**What is asked:**
Make an exact copy of the lines below.
Start of Source records
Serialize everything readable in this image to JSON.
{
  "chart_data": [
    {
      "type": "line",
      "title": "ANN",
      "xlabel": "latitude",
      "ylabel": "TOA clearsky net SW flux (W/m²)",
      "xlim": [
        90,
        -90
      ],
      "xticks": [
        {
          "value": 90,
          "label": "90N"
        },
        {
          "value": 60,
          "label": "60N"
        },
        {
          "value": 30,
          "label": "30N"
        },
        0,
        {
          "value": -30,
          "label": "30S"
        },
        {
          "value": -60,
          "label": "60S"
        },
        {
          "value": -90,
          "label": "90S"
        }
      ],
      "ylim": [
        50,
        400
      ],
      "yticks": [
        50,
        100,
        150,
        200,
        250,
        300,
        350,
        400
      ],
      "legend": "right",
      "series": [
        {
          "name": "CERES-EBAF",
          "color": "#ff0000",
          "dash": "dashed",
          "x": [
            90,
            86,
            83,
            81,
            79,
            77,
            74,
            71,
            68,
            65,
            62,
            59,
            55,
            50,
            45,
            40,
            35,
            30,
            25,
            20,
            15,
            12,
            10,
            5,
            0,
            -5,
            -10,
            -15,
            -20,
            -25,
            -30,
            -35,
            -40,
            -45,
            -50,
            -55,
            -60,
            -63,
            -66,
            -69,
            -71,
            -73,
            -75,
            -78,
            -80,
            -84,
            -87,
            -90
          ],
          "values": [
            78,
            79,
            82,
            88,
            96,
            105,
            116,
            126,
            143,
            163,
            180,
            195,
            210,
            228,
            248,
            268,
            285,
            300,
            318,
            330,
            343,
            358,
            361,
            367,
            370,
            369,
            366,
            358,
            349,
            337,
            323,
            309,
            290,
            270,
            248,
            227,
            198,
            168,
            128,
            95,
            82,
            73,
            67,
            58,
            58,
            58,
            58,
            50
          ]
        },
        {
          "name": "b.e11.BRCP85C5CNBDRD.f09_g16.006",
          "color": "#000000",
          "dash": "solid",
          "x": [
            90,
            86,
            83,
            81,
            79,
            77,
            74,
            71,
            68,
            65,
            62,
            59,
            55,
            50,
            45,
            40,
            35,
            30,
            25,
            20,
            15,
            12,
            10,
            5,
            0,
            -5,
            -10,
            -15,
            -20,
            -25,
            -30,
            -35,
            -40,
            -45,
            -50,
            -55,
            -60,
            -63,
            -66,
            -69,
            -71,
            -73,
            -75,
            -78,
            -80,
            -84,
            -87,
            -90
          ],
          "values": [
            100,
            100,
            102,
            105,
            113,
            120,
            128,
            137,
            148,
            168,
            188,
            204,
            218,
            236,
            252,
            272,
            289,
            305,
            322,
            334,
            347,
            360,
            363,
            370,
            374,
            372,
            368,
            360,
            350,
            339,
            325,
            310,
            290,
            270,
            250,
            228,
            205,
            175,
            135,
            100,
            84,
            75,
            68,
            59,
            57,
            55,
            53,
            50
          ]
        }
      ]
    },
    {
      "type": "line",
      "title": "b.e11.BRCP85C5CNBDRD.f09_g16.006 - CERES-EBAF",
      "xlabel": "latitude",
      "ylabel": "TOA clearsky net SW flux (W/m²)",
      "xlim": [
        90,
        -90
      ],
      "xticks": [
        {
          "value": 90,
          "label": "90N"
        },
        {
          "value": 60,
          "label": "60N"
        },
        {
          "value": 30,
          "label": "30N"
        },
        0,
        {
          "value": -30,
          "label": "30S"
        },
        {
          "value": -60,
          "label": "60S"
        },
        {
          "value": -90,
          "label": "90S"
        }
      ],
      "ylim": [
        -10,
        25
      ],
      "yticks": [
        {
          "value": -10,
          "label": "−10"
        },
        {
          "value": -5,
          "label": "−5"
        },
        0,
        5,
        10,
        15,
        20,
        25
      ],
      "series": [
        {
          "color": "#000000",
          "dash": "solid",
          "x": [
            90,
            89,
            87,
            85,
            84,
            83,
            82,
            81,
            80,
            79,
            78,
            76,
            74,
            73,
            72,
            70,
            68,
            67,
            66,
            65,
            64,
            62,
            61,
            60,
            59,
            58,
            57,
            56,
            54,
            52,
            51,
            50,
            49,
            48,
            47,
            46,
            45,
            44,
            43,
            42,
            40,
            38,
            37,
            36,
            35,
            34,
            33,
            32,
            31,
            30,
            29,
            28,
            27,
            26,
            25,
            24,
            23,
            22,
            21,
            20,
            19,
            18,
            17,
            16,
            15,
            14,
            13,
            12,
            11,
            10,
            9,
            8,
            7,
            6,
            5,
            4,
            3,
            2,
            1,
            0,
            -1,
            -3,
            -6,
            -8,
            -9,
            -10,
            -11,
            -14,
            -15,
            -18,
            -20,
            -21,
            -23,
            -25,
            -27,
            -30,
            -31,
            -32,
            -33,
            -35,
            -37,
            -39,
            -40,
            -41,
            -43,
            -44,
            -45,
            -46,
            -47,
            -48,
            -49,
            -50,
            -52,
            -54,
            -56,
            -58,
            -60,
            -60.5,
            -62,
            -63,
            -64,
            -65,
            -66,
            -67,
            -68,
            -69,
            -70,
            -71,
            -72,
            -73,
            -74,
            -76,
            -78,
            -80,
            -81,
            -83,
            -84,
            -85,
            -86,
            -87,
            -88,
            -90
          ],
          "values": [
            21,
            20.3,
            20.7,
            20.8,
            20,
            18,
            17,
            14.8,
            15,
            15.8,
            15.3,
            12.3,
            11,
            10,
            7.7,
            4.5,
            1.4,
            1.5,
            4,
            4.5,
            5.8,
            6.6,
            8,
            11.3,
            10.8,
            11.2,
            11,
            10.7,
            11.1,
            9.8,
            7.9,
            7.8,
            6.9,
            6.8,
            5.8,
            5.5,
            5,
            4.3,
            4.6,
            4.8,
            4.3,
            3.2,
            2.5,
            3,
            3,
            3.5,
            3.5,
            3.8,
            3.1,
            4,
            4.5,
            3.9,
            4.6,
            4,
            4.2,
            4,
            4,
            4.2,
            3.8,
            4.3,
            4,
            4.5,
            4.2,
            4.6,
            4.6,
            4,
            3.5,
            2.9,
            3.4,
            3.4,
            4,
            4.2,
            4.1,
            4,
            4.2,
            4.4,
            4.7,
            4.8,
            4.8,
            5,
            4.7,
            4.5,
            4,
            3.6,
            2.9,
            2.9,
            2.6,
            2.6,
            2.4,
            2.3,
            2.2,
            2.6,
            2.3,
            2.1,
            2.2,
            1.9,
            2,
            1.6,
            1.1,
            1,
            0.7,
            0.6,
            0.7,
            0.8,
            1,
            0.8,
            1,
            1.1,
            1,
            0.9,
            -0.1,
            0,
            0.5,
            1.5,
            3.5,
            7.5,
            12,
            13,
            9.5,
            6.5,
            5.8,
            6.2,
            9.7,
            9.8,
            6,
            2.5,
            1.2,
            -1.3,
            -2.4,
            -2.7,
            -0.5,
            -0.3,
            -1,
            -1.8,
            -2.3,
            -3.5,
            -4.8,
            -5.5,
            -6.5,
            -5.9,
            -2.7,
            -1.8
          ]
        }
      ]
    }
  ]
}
End of Source records
**Expected answer:**
Serialize everything readable in this image to JSON.
{
  "chart_data": [
    {
      "type": "line",
      "title": "ANN",
      "xlabel": "latitude",
      "ylabel": "TOA clearsky net SW flux (W/m²)",
      "xlim": [
        90,
        -90
      ],
      "xticks": [
        {
          "value": 90,
          "label": "90N"
        },
        {
          "value": 60,
          "label": "60N"
        },
        {
          "value": 30,
          "label": "30N"
        },
        0,
        {
          "value": -30,
          "label": "30S"
        },
        {
          "value": -60,
          "label": "60S"
        },
        {
          "value": -90,
          "label": "90S"
        }
      ],
      "ylim": [
        50,
        400
      ],
      "yticks": [
        50,
        100,
        150,
        200,
        250,
        300,
        350,
        400
      ],
      "legend": "right",
      "series": [
        {
          "name": "CERES-EBAF",
          "color": "#ff0000",
          "dash": "dashed",
          "x": [
            90,
            86,
            83,
            81,
            79,
            77,
            74,
            71,
            68,
            65,
            62,
            59,
            55,
            50,
            45,
            40,
            35,
            30,
            25,
            20,
            15,
            12,
            10,
            5,
            0,
            -5,
            -10,
            -15,
            -20,
            -25,
            -30,
            -35,
            -40,
            -45,
            -50,
            -55,
            -60,
            -63,
            -66,
            -69,
            -71,
            -73,
            -75,
            -78,
            -80,
            -84,
            -87,
            -90
          ],
          "values": [
            78,
            79,
            82,
            88,
            96,
            105,
            116,
            126,
            143,
            163,
            180,
            195,
            210,
            228,
            248,
            268,
            285,
            300,
            318,
            330,
            343,
            358,
            361,
            367,
            370,
            369,
            366,
            358,
            349,
            337,
            323,
            309,
            290,
            270,
            248,
            227,
            198,
            168,
            128,
            95,
            82,
            73,
            67,
            58,
            58,
            58,
            58,
            50
          ]
        },
        {
          "name": "b.e11.BRCP85C5CNBDRD.f09_g16.006",
          "color": "#000000",
          "dash": "solid",
          "x": [
            90,
            86,
            83,
            81,
            79,
            77,
            74,
            71,
            68,
            65,
            62,
            59,
            55,
            50,
            45,
            40,
            35,
            30,
            25,
            20,
            15,
            12,
            10,
            5,
            0,
            -5,
            -10,
            -15,
            -20,
            -25,
            -30,
            -35,
            -40,
            -45,
            -50,
            -55,
            -60,
            -63,
            -66,
            -69,
            -71,
            -73,
            -75,
            -78,
            -80,
            -84,
            -87,
            -90
          ],
          "values": [
            100,
            100,
            102,
            105,
            113,
            120,
            128,
            137,
            148,
            168,
            188,
            204,
            218,
            236,
            252,
            272,
            289,
            305,
            322,
            334,
            347,
            360,
            363,
            370,
            374,
            372,
            368,
            360,
            350,
            339,
            325,
            310,
            290,
            270,
            250,
            228,
            205,
            175,
            135,
            100,
            84,
            75,
            68,
            59,
            57,
            55,
            53,
            50
          ]
        }
      ]
    },
    {
      "type": "line",
      "title": "b.e11.BRCP85C5CNBDRD.f09_g16.006 - CERES-EBAF",
      "xlabel": "latitude",
      "ylabel": "TOA clearsky net SW flux (W/m²)",
      "xlim": [
        90,
        -90
      ],
      "xticks": [
        {
          "value": 90,
          "label": "90N"
        },
        {
          "value": 60,
          "label": "60N"
        },
        {
          "value": 30,
          "label": "30N"
        },
        0,
        {
          "value": -30,
          "label": "30S"
        },
        {
          "value": -60,
          "label": "60S"
        },
        {
          "value": -90,
          "label": "90S"
        }
      ],
      "ylim": [
        -10,
        25
      ],
      "yticks": [
        {
          "value": -10,
          "label": "−10"
        },
        {
          "value": -5,
          "label": "−5"
        },
        0,
        5,
        10,
        15,
        20,
        25
      ],
      "series": [
        {
          "color": "#000000",
          "dash": "solid",
          "x": [
            90,
            89,
            87,
            85,
            84,
            83,
            82,
            81,
            80,
            79,
            78,
            76,
            74,
            73,
            72,
            70,
            68,
            67,
            66,
            65,
            64,
            62,
            61,
            60,
            59,
            58,
            57,
            56,
            54,
            52,
            51,
            50,
            49,
            48,
            47,
            46,
            45,
            44,
            43,
            42,
            40,
            38,
            37,
            36,
            35,
            34,
            33,
            32,
            31,
            30,
            29,
            28,
            27,
            26,
            25,
            24,
            23,
            22,
            21,
            20,
            19,
            18,
            17,
            16,
            15,
            14,
            13,
            12,
            11,
            10,
            9,
            8,
            7,
            6,
            5,
            4,
            3,
            2,
            1,
            0,
            -1,
            -3,
            -6,
            -8,
            -9,
            -10,
            -11,
            -14,
            -15,
            -18,
            -20,
            -21,
            -23,
            -25,
            -27,
            -30,
            -31,
            -32,
            -33,
            -35,
            -37,
            -39,
            -40,
            -41,
            -43,
            -44,
            -45,
            -46,
            -47,
            -48,
            -49,
            -50,
            -52,
            -54,
            -56,
            -58,
            -60,
            -60.5,
            -62,
            -63,
            -64,
            -65,
            -66,
            -67,
            -68,
            -69,
            -70,
            -71,
            -72,
            -73,
            -74,
            -76,
            -78,
            -80,
            -81,
            -83,
            -84,
            -85,
            -86,
            -87,
            -88,
            -90
          ],
          "values": [
            21,
            20.3,
            20.7,
            20.8,
            20,
            18,
            17,
            14.8,
            15,
            15.8,
            15.3,
            12.3,
            11,
            10,
            7.7,
            4.5,
            1.4,
            1.5,
            4,
            4.5,
            5.8,
            6.6,
            8,
            11.3,
            10.8,
            11.2,
            11,
            10.7,
            11.1,
            9.8,
            7.9,
            7.8,
            6.9,
            6.8,
            5.8,
            5.5,
            5,
            4.3,
            4.6,
            4.8,
            4.3,
            3.2,
            2.5,
            3,
            3,
            3.5,
            3.5,
            3.8,
            3.1,
            4,
            4.5,
            3.9,
            4.6,
            4,
            4.2,
            4,
            4,
            4.2,
            3.8,
            4.3,
            4,
            4.5,
            4.2,
            4.6,
            4.6,
            4,
            3.5,
            2.9,
            3.4,
            3.4,
            4,
            4.2,
            4.1,
            4,
            4.2,
            4.4,
            4.7,
            4.8,
            4.8,
            5,
            4.7,
            4.5,
            4,
            3.6,
            2.9,
            2.9,
            2.6,
            2.6,
            2.4,
            2.3,
            2.2,
            2.6,
            2.3,
            2.1,
            2.2,
            1.9,
            2,
            1.6,
            1.1,
            1,
            0.7,
            0.6,
            0.7,
            0.8,
            1,
            0.8,
            1,
            1.1,
            1,
            0.9,
            -0.1,
            0,
            0.5,
            1.5,
            3.5,
            7.5,
            12,
            13,
            9.5,
            6.5,
            5.8,
            6.2,
            9.7,
            9.8,
            6,
            2.5,
            1.2,
            -1.3,
            -2.4,
            -2.7,
            -0.5,
            -0.3,
            -1,
            -1.8,
            -2.3,
            -3.5,
            -4.8,
            -5.5,
            -6.5,
            -5.9,
            -2.7,
            -1.8
          ]
        }
      ]
    }
  ]
}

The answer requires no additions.